# Entries

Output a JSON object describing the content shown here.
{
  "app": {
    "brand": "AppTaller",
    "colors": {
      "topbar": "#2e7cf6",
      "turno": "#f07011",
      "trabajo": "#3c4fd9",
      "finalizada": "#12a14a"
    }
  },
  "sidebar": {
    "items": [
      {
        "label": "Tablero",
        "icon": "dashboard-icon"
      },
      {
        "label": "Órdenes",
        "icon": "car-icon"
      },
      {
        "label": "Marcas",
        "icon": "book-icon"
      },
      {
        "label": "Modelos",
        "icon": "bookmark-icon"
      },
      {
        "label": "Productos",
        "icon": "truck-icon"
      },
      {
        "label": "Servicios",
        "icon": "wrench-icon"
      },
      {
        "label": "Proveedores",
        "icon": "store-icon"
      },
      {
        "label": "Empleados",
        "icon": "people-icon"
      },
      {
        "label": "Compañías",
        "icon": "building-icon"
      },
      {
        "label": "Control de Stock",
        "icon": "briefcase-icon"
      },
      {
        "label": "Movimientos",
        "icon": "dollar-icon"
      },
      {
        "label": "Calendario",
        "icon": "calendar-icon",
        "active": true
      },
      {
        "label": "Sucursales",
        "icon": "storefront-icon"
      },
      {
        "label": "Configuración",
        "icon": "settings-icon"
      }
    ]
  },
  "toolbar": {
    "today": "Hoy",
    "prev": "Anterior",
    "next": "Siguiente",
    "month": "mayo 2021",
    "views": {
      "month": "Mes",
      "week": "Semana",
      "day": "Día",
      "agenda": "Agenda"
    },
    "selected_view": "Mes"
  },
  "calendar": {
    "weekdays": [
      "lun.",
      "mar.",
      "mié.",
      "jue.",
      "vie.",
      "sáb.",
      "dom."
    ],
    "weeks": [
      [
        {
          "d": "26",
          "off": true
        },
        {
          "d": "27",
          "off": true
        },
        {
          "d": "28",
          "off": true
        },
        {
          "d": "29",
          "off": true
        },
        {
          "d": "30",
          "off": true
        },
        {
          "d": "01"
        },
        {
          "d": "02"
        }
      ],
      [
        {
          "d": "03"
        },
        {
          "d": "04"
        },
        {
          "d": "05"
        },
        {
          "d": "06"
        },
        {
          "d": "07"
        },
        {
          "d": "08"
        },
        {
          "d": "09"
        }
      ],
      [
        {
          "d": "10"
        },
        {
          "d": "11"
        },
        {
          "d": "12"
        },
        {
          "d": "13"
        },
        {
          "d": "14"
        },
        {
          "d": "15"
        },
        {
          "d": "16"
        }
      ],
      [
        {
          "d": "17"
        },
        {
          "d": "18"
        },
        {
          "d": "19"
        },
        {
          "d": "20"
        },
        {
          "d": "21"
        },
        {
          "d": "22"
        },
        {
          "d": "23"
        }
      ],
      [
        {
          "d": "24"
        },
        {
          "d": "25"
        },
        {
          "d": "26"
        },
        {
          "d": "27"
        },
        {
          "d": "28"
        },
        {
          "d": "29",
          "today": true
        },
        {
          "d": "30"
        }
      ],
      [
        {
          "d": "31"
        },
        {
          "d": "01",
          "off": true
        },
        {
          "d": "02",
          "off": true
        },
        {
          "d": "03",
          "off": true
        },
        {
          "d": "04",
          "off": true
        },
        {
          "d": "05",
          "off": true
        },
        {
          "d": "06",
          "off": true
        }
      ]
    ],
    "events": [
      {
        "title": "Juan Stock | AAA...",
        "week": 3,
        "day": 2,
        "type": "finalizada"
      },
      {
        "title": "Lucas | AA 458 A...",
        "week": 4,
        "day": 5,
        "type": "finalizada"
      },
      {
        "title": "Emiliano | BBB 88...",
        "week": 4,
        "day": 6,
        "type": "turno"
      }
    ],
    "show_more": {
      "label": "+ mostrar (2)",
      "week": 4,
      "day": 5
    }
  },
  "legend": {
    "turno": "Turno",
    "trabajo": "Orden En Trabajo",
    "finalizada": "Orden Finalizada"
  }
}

# Problem description
Note how many lines in the listing above hold the string "title", then give only that figure.

# Output below
3